Task directions -
Copy out the items below, replacing "Patent image size" with "Image dimensions" each time it appears and leaving everything else unchanged.

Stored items
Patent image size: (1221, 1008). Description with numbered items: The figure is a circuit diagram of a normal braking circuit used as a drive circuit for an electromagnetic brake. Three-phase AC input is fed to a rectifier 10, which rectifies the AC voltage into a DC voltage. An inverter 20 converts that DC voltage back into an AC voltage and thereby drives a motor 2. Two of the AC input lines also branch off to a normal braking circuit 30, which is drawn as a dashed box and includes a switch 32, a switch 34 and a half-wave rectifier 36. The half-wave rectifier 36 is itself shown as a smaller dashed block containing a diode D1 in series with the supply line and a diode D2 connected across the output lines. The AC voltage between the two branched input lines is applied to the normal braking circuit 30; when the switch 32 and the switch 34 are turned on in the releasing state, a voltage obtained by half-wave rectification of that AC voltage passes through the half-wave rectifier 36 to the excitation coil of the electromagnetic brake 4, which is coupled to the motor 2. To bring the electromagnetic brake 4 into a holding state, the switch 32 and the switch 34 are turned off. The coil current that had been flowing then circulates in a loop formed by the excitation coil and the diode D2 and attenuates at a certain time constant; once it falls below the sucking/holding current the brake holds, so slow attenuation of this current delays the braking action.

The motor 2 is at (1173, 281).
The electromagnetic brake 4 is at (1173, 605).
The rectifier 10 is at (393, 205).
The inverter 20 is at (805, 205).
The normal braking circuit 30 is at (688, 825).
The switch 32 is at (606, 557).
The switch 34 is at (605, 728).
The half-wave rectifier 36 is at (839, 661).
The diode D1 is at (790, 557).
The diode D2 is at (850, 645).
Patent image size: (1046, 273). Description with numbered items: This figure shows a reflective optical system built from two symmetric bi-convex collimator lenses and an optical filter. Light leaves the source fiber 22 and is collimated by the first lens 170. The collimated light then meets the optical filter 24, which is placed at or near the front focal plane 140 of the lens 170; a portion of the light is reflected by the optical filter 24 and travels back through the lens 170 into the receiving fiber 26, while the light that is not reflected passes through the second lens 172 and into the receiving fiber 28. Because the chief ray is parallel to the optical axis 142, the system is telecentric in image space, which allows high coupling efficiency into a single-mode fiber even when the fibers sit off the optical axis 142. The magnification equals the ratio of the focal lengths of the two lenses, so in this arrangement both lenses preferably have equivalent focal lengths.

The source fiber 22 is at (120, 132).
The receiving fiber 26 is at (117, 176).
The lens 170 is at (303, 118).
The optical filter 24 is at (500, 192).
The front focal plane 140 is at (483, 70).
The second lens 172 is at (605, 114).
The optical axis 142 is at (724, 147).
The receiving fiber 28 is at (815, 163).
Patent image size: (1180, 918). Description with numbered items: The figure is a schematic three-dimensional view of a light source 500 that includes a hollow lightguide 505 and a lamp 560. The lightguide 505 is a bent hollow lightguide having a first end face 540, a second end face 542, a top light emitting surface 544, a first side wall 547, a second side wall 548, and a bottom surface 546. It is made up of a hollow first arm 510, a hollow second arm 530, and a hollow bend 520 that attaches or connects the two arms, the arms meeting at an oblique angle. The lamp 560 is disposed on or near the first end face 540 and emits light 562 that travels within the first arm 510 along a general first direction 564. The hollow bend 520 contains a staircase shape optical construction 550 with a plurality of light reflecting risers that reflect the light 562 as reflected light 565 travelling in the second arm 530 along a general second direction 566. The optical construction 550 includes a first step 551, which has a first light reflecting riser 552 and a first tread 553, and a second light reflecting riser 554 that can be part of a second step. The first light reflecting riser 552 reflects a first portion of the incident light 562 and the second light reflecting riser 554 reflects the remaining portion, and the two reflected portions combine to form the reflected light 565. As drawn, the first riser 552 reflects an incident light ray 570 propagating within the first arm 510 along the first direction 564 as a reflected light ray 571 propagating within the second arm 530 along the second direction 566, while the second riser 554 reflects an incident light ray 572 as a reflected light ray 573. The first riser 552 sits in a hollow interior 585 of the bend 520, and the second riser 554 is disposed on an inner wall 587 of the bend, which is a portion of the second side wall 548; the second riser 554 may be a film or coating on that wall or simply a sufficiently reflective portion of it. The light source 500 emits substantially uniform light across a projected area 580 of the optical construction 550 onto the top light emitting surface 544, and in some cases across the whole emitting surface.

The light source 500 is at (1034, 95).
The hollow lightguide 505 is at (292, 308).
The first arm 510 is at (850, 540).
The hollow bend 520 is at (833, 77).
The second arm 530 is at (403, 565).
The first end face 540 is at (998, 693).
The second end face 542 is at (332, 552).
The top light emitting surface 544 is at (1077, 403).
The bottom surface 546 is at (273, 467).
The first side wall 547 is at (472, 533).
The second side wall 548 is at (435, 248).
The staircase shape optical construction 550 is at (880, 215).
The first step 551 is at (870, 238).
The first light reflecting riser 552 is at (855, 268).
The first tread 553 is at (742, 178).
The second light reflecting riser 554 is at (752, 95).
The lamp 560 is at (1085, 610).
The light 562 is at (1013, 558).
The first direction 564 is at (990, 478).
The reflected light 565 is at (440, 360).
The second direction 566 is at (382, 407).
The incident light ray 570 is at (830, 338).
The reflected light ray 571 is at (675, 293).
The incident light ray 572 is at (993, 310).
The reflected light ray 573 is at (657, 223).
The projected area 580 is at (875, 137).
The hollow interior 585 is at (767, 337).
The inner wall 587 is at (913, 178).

Result -
Image dimensions: (1221, 1008). Description with numbered items: The figure is a circuit diagram of a normal braking circuit used as a drive circuit for an electromagnetic brake. Three-phase AC input is fed to a rectifier 10, which rectifies the AC voltage into a DC voltage. An inverter 20 converts that DC voltage back into an AC voltage and thereby drives a motor 2. Two of the AC input lines also branch off to a normal braking circuit 30, which is drawn as a dashed box and includes a switch 32, a switch 34 and a half-wave rectifier 36. The half-wave rectifier 36 is itself shown as a smaller dashed block containing a diode D1 in series with the supply line and a diode D2 connected across the output lines. The AC voltage between the two branched input lines is applied to the normal braking circuit 30; when the switch 32 and the switch 34 are turned on in the releasing state, a voltage obtained by half-wave rectification of that AC voltage passes through the half-wave rectifier 36 to the excitation coil of the electromagnetic brake 4, which is coupled to the motor 2. To bring the electromagnetic brake 4 into a holding state, the switch 32 and the switch 34 are turned off. The coil current that had been flowing then circulates in a loop formed by the excitation coil and the diode D2 and attenuates at a certain time constant; once it falls below the sucking/holding current the brake holds, so slow attenuation of this current delays the braking action.

The motor 2 is at (1173, 281).
The electromagnetic brake 4 is at (1173, 605).
The rectifier 10 is at (393, 205).
The inverter 20 is at (805, 205).
The normal braking circuit 30 is at (688, 825).
The switch 32 is at (606, 557).
The switch 34 is at (605, 728).
The half-wave rectifier 36 is at (839, 661).
The diode D1 is at (790, 557).
The diode D2 is at (850, 645).
Image dimensions: (1046, 273). Description with numbered items: This figure shows a reflective optical system built from two symmetric bi-convex collimator lenses and an optical filter. Light leaves the source fiber 22 and is collimated by the first lens 170. The collimated light then meets the optical filter 24, which is placed at or near the front focal plane 140 of the lens 170; a portion of the light is reflected by the optical filter 24 and travels back through the lens 170 into the receiving fiber 26, while the light that is not reflected passes through the second lens 172 and into the receiving fiber 28. Because the chief ray is parallel to the optical axis 142, the system is telecentric in image space, which allows high coupling efficiency into a single-mode fiber even when the fibers sit off the optical axis 142. The magnification equals the ratio of the focal lengths of the two lenses, so in this arrangement both lenses preferably have equivalent focal lengths.

The source fiber 22 is at (120, 132).
The receiving fiber 26 is at (117, 176).
The lens 170 is at (303, 118).
The optical filter 24 is at (500, 192).
The front focal plane 140 is at (483, 70).
The second lens 172 is at (605, 114).
The optical axis 142 is at (724, 147).
The receiving fiber 28 is at (815, 163).
Image dimensions: (1180, 918). Description with numbered items: The figure is a schematic three-dimensional view of a light source 500 that includes a hollow lightguide 505 and a lamp 560. The lightguide 505 is a bent hollow lightguide having a first end face 540, a second end face 542, a top light emitting surface 544, a first side wall 547, a second side wall 548, and a bottom surface 546. It is made up of a hollow first arm 510, a hollow second arm 530, and a hollow bend 520 that attaches or connects the two arms, the arms meeting at an oblique angle. The lamp 560 is disposed on or near the first end face 540 and emits light 562 that travels within the first arm 510 along a general first direction 564. The hollow bend 520 contains a staircase shape optical construction 550 with a plurality of light reflecting risers that reflect the light 562 as reflected light 565 travelling in the second arm 530 along a general second direction 566. The optical construction 550 includes a first step 551, which has a first light reflecting riser 552 and a first tread 553, and a second light reflecting riser 554 that can be part of a second step. The first light reflecting riser 552 reflects a first portion of the incident light 562 and the second light reflecting riser 554 reflects the remaining portion, and the two reflected portions combine to form the reflected light 565. As drawn, the first riser 552 reflects an incident light ray 570 propagating within the first arm 510 along the first direction 564 as a reflected light ray 571 propagating within the second arm 530 along the second direction 566, while the second riser 554 reflects an incident light ray 572 as a reflected light ray 573. The first riser 552 sits in a hollow interior 585 of the bend 520, and the second riser 554 is disposed on an inner wall 587 of the bend, which is a portion of the second side wall 548; the second riser 554 may be a film or coating on that wall or simply a sufficiently reflective portion of it. The light source 500 emits substantially uniform light across a projected area 580 of the optical construction 550 onto the top light emitting surface 544, and in some cases across the whole emitting surface.

The light source 500 is at (1034, 95).
The hollow lightguide 505 is at (292, 308).
The first arm 510 is at (850, 540).
The hollow bend 520 is at (833, 77).
The second arm 530 is at (403, 565).
The first end face 540 is at (998, 693).
The second end face 542 is at (332, 552).
The top light emitting surface 544 is at (1077, 403).
The bottom surface 546 is at (273, 467).
The first side wall 547 is at (472, 533).
The second side wall 548 is at (435, 248).
The staircase shape optical construction 550 is at (880, 215).
The first step 551 is at (870, 238).
The first light reflecting riser 552 is at (855, 268).
The first tread 553 is at (742, 178).
The second light reflecting riser 554 is at (752, 95).
The lamp 560 is at (1085, 610).
The light 562 is at (1013, 558).
The first direction 564 is at (990, 478).
The reflected light 565 is at (440, 360).
The second direction 566 is at (382, 407).
The incident light ray 570 is at (830, 338).
The reflected light ray 571 is at (675, 293).
The incident light ray 572 is at (993, 310).
The reflected light ray 573 is at (657, 223).
The projected area 580 is at (875, 137).
The hollow interior 585 is at (767, 337).
The inner wall 587 is at (913, 178).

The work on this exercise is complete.